== SELECTED EXTRACT
CA2515527A1

CA2515527A1 - Guiding system for the externally actuating element of a closing unit

Info

Publication number: CA2515527A1
Application number: CA002515527A
Authority: CA
Inventors: Erwin Laar; Manfred Holzner
Original assignee: Individual
Current assignee: Krauss Maffei Kunststofftechnik GmbH
Priority date: 2003-02-28
Filing date: 2003-12-03
Publication date: 2004-09-10
Also published as: US20060172034A1; DE10309974A1; WO2004076147A8; DE10309974B4; WO2004076147A1; EP1601513A1

Abstract

The invention relates to a guiding system for the externally actuating element of a closing unit. The inventive system is mainly used for connecting a tool to a closing unit. Said closing unit (12) carries out a motion in a given direction (D) during the operation thereof, and the externally actuating element (14) displaces at least between two positions during said motion. Said externally actuating element (14) comprises a guiding element embodied in the form of a cam roller (24) which rotates on a supporting structure (26-40) in order to attain at least one of the positions during the movement of the closing unit (12). In order to avoid any excessive wear and ease a maintenance service, at least one section (30) of the supporting structure (26-40) is provided with at least one freely movable supporting roller (40) whose respective axis is tangential with relation to the displacement direction (D) of the closing unit (12) in such a way that the cam roller (24) of said externally actuating element (14) rotates possibly without sliding friction on the supporting roller (40).

Description

GUIDE SYSTEM FOR AN EXTERNALLY OPERATED PART OF A CLOSING
UNIT
The invention relates to a guide system for an externally operated part of a closing unit, in particular for tool holders of a closing unit, according to the preamble of claim 1.
In the following, reference is made to a closing unit for a plastics processing machine with at least one tool holder in which a tool, also called mold or half mold, is held. It should be expressly noted, however, that the present invention is equally applicable for other externally operated parts of closing units.
Closing units of plastics processing machines, such as polyurethane installations, normally have two mold holders which are movable for closing and opening of the closing unit and thus at the same time of the accommodated mold. In this context, reference is made to German patent publication DE 101 52 392 which describes a closing unit for a plastics machine. The illustrated closing unit includes a lower mold holder and an upper mold holder which are each swingable about a common axis. During operation of the entire closing unit, the lower mold holder is moved back and forth between two positions, namely a lower position in which the mold elements are placed into a mold or mold parts can be removed, and an upper position in which the starting material is introduced and the closing unit overall is closed to allow reaction of the foam components.
In DE 101 52 392, the closing units themselves are fixedly disposed at one location, only the mold holders are swingably mounted.
====
== DATASET CONTENT
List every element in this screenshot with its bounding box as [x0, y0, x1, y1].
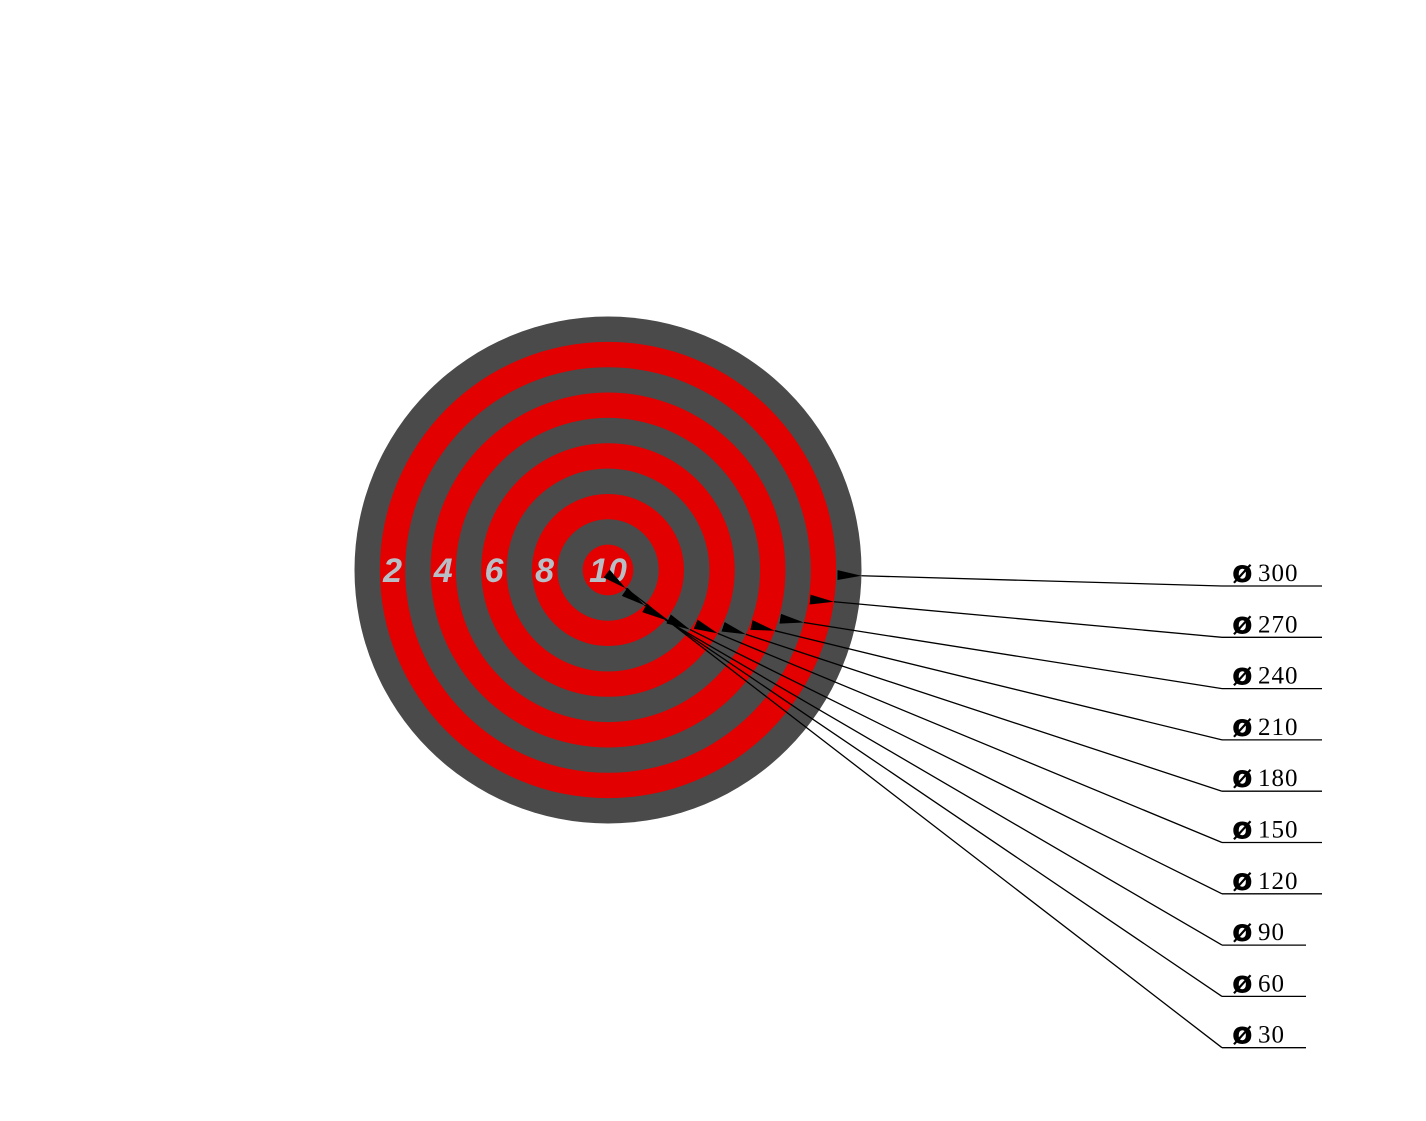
score-label-6: 6 [484, 552, 504, 590]
diameter-symbol-icon: ø [1232, 863, 1253, 898]
diameter-symbol-icon: ø [1232, 658, 1253, 693]
leader-line-d210 [750, 620, 1223, 741]
leader-line-d270 [809, 594, 1223, 638]
diameter-symbol-icon: ø [1232, 606, 1253, 641]
diameter-symbol-icon: ø [1232, 965, 1253, 1000]
diameter-symbol-icon: ø [1232, 555, 1253, 590]
leader-line-d150 [693, 619, 1223, 844]
dimension-label-d240: 240 [1258, 663, 1299, 690]
dimension-leaders [603, 569, 1322, 1049]
dimension-label-d270: 270 [1258, 611, 1299, 638]
dimension-label-d60: 60 [1258, 970, 1285, 997]
leader-line-d60 [621, 587, 1223, 997]
score-label-10: 10 [589, 552, 627, 590]
leader-line-d90 [642, 603, 1223, 946]
dimension-label-d150: 150 [1258, 817, 1299, 844]
dimension-label-d90: 90 [1258, 919, 1285, 946]
dimension-label-d120: 120 [1258, 868, 1299, 895]
dimension-label-d210: 210 [1258, 714, 1299, 741]
score-label-8: 8 [535, 552, 554, 590]
leader-line-d300 [837, 570, 1223, 587]
diameter-symbol-icon: ø [1232, 812, 1253, 847]
leader-line-d30 [603, 569, 1223, 1049]
dimension-label-d300: 300 [1258, 560, 1299, 587]
diameter-symbol-icon: ø [1232, 1017, 1253, 1052]
dimension-label-d30: 30 [1258, 1022, 1285, 1049]
dimension-label-d180: 180 [1258, 765, 1299, 792]
score-label-4: 4 [433, 552, 453, 590]
diameter-symbol-icon: ø [1232, 709, 1253, 744]
leader-line-d240 [779, 613, 1223, 690]
score-label-2: 2 [382, 552, 402, 590]
leader-line-d180 [721, 622, 1223, 792]
diameter-symbol-icon: ø [1232, 760, 1253, 795]
diameter-symbol-icon: ø [1232, 914, 1253, 949]
leader-line-d120 [666, 614, 1223, 895]
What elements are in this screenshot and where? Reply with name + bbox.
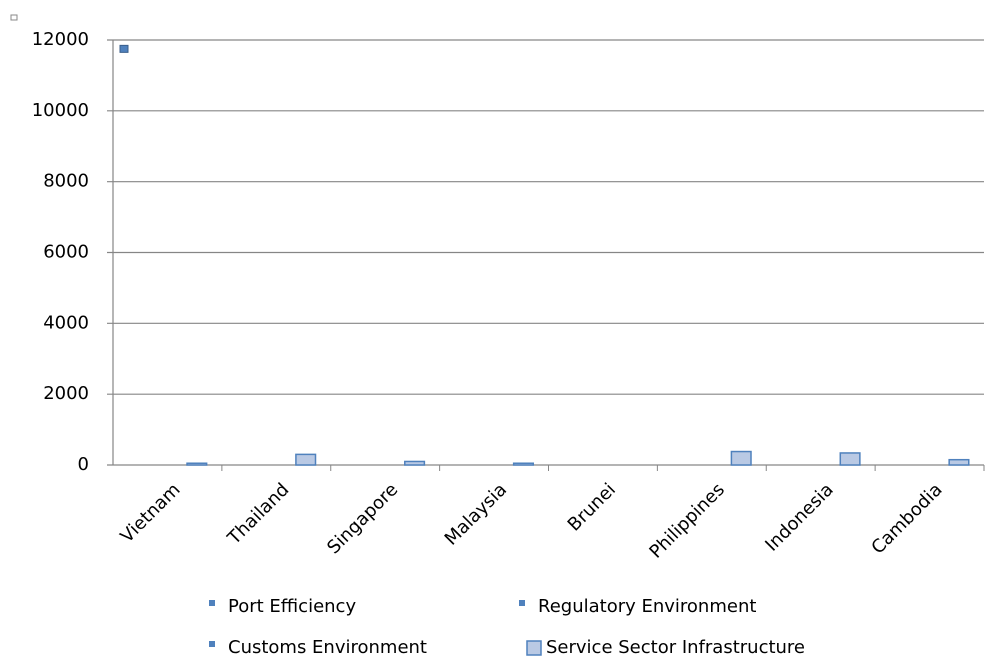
corner-box: [10, 14, 18, 21]
legend-label: Regulatory Environment: [538, 596, 756, 617]
bar: [730, 450, 752, 466]
legend-label: Port Efficiency: [228, 596, 356, 617]
legend-swatch: [209, 641, 215, 647]
bar: [295, 453, 317, 466]
x-tick-label: Philippines: [645, 479, 728, 562]
legend-swatch: [209, 600, 215, 606]
y-tick-label: 0: [78, 454, 89, 475]
legend-label: Service Sector Infrastructure: [546, 637, 805, 657]
bar: [512, 462, 535, 466]
legend-swatch: [519, 600, 525, 606]
y-tick-label: 2000: [43, 383, 89, 404]
x-tick-label: Malaysia: [441, 479, 511, 549]
y-tick-label: 8000: [43, 171, 89, 192]
bar: [948, 458, 970, 466]
legend-label: Customs Environment: [228, 637, 427, 657]
bar: [839, 452, 861, 466]
x-tick-label: Vietnam: [117, 479, 185, 547]
bar: [186, 462, 208, 466]
bar: [404, 460, 426, 466]
x-tick-label: Cambodia: [867, 479, 946, 558]
legend-swatch: [526, 640, 542, 656]
x-tick-label: Indonesia: [761, 479, 837, 555]
x-tick-label: Thailand: [223, 479, 293, 549]
marker: [119, 44, 129, 53]
y-tick-label: 12000: [32, 29, 89, 50]
y-tick-label: 4000: [43, 312, 89, 333]
x-tick-label: Singapore: [323, 479, 402, 558]
x-tick-label: Brunei: [564, 479, 620, 535]
y-tick-label: 10000: [32, 100, 89, 121]
y-tick-label: 6000: [43, 242, 89, 263]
====
TASK INSTRUCTIONS:
1: Answer these questions from the patent page.
(a) Which company is listed as the current assignee?
(b) According to the abstract, on what does the cam roller rotate possibly without sliding friction?
(c) Which German patent publication describes a closing unit for a plastics machine?
2: Decide whether each statement agrees with the patent page, and support each decision with the words of the page.
(a) The filing date comes before the priority date.
(b) In DE 101 52 392, the closing units themselves are movable.
(c) The lower and upper mold holders swing about a common axis.
3: Reproduce the stretch of the patent page from "In the following, reference" through "of closing units.".

RESPONSES TO THE TASKS:
1:
(a) Krauss Maffei Kunststofftechnik GmbH
(b) The supporting roller (40)
(c) DE 101 52 392

2:
(a) No. "Priority date: 2003-02-28" and "Filing date: 2003-12-03"
(b) No. "the closing units themselves are fixedly disposed at one location, only the mold holders are swingably mounted."
(c) Yes. "a lower mold holder and an upper mold holder which are each swingable about a common axis"

3:
In the following, reference is made to a closing unit for a plastics processing machine with at least one tool holder in which a tool, also called mold or half mold, is held. It should be expressly noted, however, that the present invention is equally applicable for other externally operated parts of closing units.